Data entries -
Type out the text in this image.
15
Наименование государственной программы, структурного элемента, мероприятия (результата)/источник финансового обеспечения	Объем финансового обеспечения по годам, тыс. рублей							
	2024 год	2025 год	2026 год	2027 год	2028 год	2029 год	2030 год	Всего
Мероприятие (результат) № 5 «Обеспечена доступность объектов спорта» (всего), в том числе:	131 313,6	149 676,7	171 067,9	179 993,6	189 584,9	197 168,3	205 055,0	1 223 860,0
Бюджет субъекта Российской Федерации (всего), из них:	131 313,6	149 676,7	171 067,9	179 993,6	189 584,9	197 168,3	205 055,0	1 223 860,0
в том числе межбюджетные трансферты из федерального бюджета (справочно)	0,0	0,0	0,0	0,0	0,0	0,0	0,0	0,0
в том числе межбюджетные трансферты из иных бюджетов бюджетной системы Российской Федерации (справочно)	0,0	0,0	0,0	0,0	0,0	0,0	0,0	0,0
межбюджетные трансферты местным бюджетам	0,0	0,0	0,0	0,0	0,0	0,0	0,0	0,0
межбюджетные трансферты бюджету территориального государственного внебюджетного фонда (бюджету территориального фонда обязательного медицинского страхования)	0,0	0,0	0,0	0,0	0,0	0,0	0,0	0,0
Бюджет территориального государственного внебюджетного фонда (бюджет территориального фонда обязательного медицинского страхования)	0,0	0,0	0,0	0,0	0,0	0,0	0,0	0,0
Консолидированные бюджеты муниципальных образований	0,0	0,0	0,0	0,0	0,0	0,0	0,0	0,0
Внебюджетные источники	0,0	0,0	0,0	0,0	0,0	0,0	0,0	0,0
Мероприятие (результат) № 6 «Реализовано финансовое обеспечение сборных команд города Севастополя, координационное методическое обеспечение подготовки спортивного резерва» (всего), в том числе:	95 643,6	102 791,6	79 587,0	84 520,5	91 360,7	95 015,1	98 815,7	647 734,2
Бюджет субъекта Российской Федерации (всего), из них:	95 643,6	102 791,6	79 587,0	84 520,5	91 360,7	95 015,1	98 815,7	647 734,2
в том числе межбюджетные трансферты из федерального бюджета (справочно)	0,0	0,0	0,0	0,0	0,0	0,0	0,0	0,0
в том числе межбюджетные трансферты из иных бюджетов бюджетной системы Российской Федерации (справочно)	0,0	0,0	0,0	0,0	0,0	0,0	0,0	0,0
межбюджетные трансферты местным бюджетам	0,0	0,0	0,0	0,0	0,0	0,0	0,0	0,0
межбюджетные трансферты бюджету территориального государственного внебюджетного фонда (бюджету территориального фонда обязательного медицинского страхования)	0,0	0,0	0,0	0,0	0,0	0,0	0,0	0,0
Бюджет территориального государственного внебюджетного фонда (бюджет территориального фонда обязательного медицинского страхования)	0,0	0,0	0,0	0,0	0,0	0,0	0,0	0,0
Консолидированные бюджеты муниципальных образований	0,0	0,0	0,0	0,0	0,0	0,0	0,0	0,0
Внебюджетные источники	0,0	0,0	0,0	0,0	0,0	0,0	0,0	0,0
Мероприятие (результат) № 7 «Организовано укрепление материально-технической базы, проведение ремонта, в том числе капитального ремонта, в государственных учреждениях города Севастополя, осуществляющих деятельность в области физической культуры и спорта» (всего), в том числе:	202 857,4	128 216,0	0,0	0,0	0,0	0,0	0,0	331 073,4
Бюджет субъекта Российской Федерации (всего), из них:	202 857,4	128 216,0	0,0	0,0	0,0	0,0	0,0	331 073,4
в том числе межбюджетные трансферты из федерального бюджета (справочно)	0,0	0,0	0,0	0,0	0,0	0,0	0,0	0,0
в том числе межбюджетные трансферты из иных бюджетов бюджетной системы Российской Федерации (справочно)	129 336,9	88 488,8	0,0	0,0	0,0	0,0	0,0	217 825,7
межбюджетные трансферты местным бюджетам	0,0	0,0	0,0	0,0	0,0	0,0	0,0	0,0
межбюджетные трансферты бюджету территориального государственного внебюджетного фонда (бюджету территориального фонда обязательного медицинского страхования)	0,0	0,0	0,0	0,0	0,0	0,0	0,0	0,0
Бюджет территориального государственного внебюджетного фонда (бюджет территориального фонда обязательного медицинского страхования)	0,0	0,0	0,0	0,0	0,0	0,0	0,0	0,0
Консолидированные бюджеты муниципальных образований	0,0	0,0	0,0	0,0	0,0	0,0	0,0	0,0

Exercise details -
Nothing should be left out: repeat all of the data exactly.

Written response -
Type out the text in this image.
15
Наименование государственной программы, структурного элемента, мероприятия (результата)/источник финансового обеспечения	Объем финансового обеспечения по годам, тыс. рублей							
	2024 год	2025 год	2026 год	2027 год	2028 год	2029 год	2030 год	Всего
Мероприятие (результат) № 5 «Обеспечена доступность объектов спорта» (всего), в том числе:	131 313,6	149 676,7	171 067,9	179 993,6	189 584,9	197 168,3	205 055,0	1 223 860,0
Бюджет субъекта Российской Федерации (всего), из них:	131 313,6	149 676,7	171 067,9	179 993,6	189 584,9	197 168,3	205 055,0	1 223 860,0
в том числе межбюджетные трансферты из федерального бюджета (справочно)	0,0	0,0	0,0	0,0	0,0	0,0	0,0	0,0
в том числе межбюджетные трансферты из иных бюджетов бюджетной системы Российской Федерации (справочно)	0,0	0,0	0,0	0,0	0,0	0,0	0,0	0,0
межбюджетные трансферты местным бюджетам	0,0	0,0	0,0	0,0	0,0	0,0	0,0	0,0
межбюджетные трансферты бюджету территориального государственного внебюджетного фонда (бюджету территориального фонда обязательного медицинского страхования)	0,0	0,0	0,0	0,0	0,0	0,0	0,0	0,0
Бюджет территориального государственного внебюджетного фонда (бюджет территориального фонда обязательного медицинского страхования)	0,0	0,0	0,0	0,0	0,0	0,0	0,0	0,0
Консолидированные бюджеты муниципальных образований	0,0	0,0	0,0	0,0	0,0	0,0	0,0	0,0
Внебюджетные источники	0,0	0,0	0,0	0,0	0,0	0,0	0,0	0,0
Мероприятие (результат) № 6 «Реализовано финансовое обеспечение сборных команд города Севастополя, координационное методическое обеспечение подготовки спортивного резерва» (всего), в том числе:	95 643,6	102 791,6	79 587,0	84 520,5	91 360,7	95 015,1	98 815,7	647 734,2
Бюджет субъекта Российской Федерации (всего), из них:	95 643,6	102 791,6	79 587,0	84 520,5	91 360,7	95 015,1	98 815,7	647 734,2
в том числе межбюджетные трансферты из федерального бюджета (справочно)	0,0	0,0	0,0	0,0	0,0	0,0	0,0	0,0
в том числе межбюджетные трансферты из иных бюджетов бюджетной системы Российской Федерации (справочно)	0,0	0,0	0,0	0,0	0,0	0,0	0,0	0,0
межбюджетные трансферты местным бюджетам	0,0	0,0	0,0	0,0	0,0	0,0	0,0	0,0
межбюджетные трансферты бюджету территориального государственного внебюджетного фонда (бюджету территориального фонда обязательного медицинского страхования)	0,0	0,0	0,0	0,0	0,0	0,0	0,0	0,0
Бюджет территориального государственного внебюджетного фонда (бюджет территориального фонда обязательного медицинского страхования)	0,0	0,0	0,0	0,0	0,0	0,0	0,0	0,0
Консолидированные бюджеты муниципальных образований	0,0	0,0	0,0	0,0	0,0	0,0	0,0	0,0
Внебюджетные источники	0,0	0,0	0,0	0,0	0,0	0,0	0,0	0,0
Мероприятие (результат) № 7 «Организовано укрепление материально-технической базы, проведение ремонта, в том числе капитального ремонта, в государственных учреждениях города Севастополя, осуществляющих деятельность в области физической культуры и спорта» (всего), в том числе:	202 857,4	128 216,0	0,0	0,0	0,0	0,0	0,0	331 073,4
Бюджет субъекта Российской Федерации (всего), из них:	202 857,4	128 216,0	0,0	0,0	0,0	0,0	0,0	331 073,4
в том числе межбюджетные трансферты из федерального бюджета (справочно)	0,0	0,0	0,0	0,0	0,0	0,0	0,0	0,0
в том числе межбюджетные трансферты из иных бюджетов бюджетной системы Российской Федерации (справочно)	129 336,9	88 488,8	0,0	0,0	0,0	0,0	0,0	217 825,7
межбюджетные трансферты местным бюджетам	0,0	0,0	0,0	0,0	0,0	0,0	0,0	0,0
межбюджетные трансферты бюджету территориального государственного внебюджетного фонда (бюджету территориального фонда обязательного медицинского страхования)	0,0	0,0	0,0	0,0	0,0	0,0	0,0	0,0
Бюджет территориального государственного внебюджетного фонда (бюджет территориального фонда обязательного медицинского страхования)	0,0	0,0	0,0	0,0	0,0	0,0	0,0	0,0
Консолидированные бюджеты муниципальных образований	0,0	0,0	0,0	0,0	0,0	0,0	0,0	0,0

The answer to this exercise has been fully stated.